* _WHAT THE TASK ASKS_
Answer with nothing but the number of lines that include the word "γίνεται".

* _THE DATA_

** BEGIN **

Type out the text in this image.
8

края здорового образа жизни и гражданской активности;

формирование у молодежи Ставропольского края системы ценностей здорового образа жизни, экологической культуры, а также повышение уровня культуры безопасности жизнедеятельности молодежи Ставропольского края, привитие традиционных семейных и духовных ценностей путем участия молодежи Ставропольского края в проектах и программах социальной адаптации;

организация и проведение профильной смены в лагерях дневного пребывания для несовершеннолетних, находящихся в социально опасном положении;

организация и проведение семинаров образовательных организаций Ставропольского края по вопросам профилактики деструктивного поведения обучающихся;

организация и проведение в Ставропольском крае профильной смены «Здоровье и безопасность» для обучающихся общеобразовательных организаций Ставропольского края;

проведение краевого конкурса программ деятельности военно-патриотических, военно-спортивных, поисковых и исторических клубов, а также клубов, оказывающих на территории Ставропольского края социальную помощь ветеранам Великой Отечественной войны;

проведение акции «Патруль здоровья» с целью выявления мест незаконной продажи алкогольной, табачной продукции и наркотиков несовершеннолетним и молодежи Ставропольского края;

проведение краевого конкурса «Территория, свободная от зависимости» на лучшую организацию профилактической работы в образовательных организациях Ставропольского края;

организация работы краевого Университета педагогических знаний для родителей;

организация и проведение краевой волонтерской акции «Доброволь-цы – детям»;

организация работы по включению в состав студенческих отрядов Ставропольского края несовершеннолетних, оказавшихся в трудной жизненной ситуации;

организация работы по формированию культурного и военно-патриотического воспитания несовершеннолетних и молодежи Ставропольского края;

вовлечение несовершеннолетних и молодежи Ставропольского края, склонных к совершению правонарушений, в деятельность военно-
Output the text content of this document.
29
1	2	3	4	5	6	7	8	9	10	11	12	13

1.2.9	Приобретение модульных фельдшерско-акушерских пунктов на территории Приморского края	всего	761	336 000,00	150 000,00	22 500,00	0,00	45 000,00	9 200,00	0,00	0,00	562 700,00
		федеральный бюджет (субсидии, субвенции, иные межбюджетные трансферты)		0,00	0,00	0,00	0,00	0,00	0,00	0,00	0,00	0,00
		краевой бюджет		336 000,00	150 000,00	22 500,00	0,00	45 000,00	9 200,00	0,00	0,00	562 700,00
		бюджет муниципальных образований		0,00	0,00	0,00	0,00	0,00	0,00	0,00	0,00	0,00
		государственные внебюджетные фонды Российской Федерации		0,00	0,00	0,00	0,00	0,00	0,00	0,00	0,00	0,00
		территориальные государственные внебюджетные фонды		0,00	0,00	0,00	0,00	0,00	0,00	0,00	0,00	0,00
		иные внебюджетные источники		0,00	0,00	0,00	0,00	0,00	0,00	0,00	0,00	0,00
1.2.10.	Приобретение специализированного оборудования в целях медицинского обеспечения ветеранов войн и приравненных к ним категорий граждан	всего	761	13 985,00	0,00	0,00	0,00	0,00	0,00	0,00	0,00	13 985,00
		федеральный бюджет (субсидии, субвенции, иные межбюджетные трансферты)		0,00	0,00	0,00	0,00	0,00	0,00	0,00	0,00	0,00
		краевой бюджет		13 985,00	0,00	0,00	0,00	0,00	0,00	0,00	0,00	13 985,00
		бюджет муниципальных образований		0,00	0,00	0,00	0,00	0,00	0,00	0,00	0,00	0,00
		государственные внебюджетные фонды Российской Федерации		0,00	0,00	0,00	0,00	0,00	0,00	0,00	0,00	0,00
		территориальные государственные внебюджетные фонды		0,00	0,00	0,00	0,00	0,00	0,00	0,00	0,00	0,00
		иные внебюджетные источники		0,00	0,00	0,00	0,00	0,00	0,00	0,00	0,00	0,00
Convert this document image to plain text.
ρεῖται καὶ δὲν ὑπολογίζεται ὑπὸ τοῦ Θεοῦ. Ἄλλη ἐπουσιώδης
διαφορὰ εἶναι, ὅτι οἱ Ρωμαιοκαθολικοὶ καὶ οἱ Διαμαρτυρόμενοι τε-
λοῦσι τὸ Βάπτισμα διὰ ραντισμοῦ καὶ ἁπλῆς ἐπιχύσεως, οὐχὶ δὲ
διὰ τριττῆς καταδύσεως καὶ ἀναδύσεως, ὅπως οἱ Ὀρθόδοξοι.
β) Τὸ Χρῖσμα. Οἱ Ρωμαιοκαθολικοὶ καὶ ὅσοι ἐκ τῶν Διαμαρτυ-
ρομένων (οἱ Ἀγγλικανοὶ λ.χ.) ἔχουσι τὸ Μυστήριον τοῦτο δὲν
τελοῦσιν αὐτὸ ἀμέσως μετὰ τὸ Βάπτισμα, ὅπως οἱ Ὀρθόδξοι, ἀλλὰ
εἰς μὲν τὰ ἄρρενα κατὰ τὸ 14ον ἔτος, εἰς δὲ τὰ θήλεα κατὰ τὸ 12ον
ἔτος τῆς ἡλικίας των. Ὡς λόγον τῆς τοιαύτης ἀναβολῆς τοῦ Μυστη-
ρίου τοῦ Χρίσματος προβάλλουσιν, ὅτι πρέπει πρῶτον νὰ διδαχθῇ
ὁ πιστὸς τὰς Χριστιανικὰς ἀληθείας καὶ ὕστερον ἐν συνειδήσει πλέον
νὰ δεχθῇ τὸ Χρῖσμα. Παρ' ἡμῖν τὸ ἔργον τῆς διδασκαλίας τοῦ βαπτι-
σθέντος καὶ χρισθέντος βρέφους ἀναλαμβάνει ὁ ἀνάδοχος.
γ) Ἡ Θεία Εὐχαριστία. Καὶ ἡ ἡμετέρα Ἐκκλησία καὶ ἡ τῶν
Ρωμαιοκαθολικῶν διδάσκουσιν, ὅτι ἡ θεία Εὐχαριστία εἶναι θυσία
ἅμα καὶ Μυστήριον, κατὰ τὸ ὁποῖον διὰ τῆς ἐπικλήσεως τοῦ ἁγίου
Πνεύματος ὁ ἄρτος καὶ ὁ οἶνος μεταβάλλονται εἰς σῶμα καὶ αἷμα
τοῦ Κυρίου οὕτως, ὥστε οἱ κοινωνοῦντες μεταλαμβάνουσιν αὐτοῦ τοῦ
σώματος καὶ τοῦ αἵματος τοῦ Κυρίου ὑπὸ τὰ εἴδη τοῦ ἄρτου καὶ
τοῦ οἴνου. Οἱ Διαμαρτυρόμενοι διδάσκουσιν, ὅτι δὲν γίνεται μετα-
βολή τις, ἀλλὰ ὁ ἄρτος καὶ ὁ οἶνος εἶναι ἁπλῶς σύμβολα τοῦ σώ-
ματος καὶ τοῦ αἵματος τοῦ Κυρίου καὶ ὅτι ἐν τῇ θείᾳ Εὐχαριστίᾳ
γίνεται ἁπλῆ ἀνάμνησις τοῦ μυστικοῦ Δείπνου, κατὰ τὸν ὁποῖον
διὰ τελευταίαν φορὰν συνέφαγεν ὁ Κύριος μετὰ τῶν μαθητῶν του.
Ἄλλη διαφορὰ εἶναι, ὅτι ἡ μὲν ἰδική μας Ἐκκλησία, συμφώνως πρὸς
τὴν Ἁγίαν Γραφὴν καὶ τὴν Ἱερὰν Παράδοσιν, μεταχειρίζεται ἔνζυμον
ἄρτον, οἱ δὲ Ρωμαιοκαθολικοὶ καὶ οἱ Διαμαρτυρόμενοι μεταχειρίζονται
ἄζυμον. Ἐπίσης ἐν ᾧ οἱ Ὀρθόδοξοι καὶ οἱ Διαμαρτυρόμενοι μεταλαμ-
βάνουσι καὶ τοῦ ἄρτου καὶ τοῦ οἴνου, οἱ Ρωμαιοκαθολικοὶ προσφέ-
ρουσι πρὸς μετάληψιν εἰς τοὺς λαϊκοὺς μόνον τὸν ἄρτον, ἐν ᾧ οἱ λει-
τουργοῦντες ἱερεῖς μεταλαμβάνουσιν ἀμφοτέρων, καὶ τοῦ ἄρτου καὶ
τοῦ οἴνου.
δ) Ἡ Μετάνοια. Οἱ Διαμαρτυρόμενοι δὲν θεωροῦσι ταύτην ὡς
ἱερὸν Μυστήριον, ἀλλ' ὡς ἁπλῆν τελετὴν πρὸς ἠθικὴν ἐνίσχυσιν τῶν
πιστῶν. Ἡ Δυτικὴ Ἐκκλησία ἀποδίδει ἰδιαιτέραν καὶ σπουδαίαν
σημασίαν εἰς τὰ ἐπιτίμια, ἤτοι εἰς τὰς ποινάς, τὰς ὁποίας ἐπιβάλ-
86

** END **

* _TASK RESULT_
2